- [Source document]:
[Mlir-commits] [mlir] [mlir][RFC] Bytecode: op fallback path (PR #129784)

Thu Mar 6 17:48:09 PST 2025

nikalra wrote:

> The op not being understood is one aspect, but you can't directly grab data from the bytecode and rely on that being able to roundtrip (the bytecode has references to different parts of itself that you won't be able to replicate and understand).

Agreed, but unless I'm misunderstanding what you're saying, I don't think this proposal does that. Specifically, the type and attribute sections (which I believe is what you're referring to) still need to get created at time of writing. Rather, this proposal just creates an additional path during parsing where the dialect has an opportunity to deserialize an op that cannot be deserialized using the default process.

> The easiest example here is what to do about new attributes/types that weren't present in an older dialect, if that attribute/type uses a custom encoding you can't take the bytecode for it directly and roundtrip it.

Agreed, but the BytcodeDialectInterface leaves attribute and type parsing up to the dialect to do in an implementation defined manner. That's unchanged with this proposal, and would be up to the dialect to handle that complexity.

> I also don't want to encorage trying to make expectations on the structure of bytecode or how things are referenced. Consider a new container attribute #foo.new_container<#foo.old_attr>, if foo.new_container uses a custom dialect representation (which is generally the encouraged/expected case), you won't know how to interpret its contents (to know that its referencing #foo.old_attr). There is no way that you will reasonably be able to roundtrip this without essentially keeping entire sections of the original bytecode alive.

I don't think I'm following this -- 

In the same way that the current bytecode interfaces allow a dialect to define ser/de for an Attribute and Type, this proposal adds a path for a dialect to define custom deserialization for an Op that cannot be parsed using the default mechanisms. While the proposed use case is for passing through new ops, the infrastructure still provides a fallback path for parsing existing registered ops that could not be deserialized. The dialect can opt-into this behavior but is not required to. The fallback path is also not required to succeed if the dialect cannot interpret the encoded contents.

- [Record excerpts]:
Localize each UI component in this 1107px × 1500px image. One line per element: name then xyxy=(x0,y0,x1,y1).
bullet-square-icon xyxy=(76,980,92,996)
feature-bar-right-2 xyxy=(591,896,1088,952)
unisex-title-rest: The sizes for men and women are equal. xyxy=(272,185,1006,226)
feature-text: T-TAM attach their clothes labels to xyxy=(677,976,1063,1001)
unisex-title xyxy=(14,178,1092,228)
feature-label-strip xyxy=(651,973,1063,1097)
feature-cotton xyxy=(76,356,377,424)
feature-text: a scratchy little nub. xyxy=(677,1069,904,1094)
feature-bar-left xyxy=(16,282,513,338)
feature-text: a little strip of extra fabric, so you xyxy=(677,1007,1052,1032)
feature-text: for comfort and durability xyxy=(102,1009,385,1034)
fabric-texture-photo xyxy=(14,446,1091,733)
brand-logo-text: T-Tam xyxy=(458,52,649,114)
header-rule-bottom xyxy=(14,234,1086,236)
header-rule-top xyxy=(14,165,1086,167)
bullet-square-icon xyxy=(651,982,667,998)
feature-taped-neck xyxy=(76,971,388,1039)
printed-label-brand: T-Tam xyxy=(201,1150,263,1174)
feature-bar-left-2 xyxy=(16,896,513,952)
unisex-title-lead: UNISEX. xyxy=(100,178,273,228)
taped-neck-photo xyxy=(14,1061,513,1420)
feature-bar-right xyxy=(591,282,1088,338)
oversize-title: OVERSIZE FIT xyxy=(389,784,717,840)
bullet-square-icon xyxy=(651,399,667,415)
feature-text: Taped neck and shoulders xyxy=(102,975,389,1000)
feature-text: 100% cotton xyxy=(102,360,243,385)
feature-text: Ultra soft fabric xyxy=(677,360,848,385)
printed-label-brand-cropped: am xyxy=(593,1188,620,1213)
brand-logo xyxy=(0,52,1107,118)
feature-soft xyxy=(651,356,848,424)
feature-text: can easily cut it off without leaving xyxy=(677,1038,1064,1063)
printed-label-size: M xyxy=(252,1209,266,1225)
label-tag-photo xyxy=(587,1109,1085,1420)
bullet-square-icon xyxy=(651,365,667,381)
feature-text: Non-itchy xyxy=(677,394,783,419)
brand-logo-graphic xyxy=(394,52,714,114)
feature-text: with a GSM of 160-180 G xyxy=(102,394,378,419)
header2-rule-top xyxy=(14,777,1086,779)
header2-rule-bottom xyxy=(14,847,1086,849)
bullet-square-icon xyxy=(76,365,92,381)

- [Tasks for this exercise]:
a) Render the rows, from the first row through the line containing "unisex-title-rest: The sizes", as a JSON list of strings with one string per line and blank lines left out.
b) Continue the thread about the MLIR bytecode op fallback path, picking up right after its last sentence.

- [Final answers]:
a)
[
  "Localize each UI component in this 1107px × 1500px image. One line per element: name then xyxy=(x0,y0,x1,y1).",
  "bullet-square-icon xyxy=(76,980,92,996)",
  "feature-bar-right-2 xyxy=(591,896,1088,952)",
  "unisex-title-rest: The sizes for men and women are equal. xyxy=(272,185,1006,226)"
]

b)
Considering the new container attribute, it would be on the dialect to encode the container in a way that the nested attributes can be serialized/deserialized using a dialect-defined encoding scheme—in the same way as would be required for the fallback op to successfully deserialize an unknown op. 8d8ac5ff484058164a30ffdc90c6935107054a7e adds an example of what this could look like, but isn't meant to be prescriptive on what that encoding should look like (nor does it support all cases).

It might be worth mentioning that this proposal doesn't create a passthrough mechanism for bytecode to be round-tripped; it just creates a mechanism for the dialect to round-trip unknown ops if it needs to. The onus is still on the dialect to get that right, as it is for any of the custom dialect representations that are currently enabled for types/attributes/properties. In other words, the dialect bytecode interface already gives dialects the ability to replace one type or attribute with another during deserialization; this does the same for ops.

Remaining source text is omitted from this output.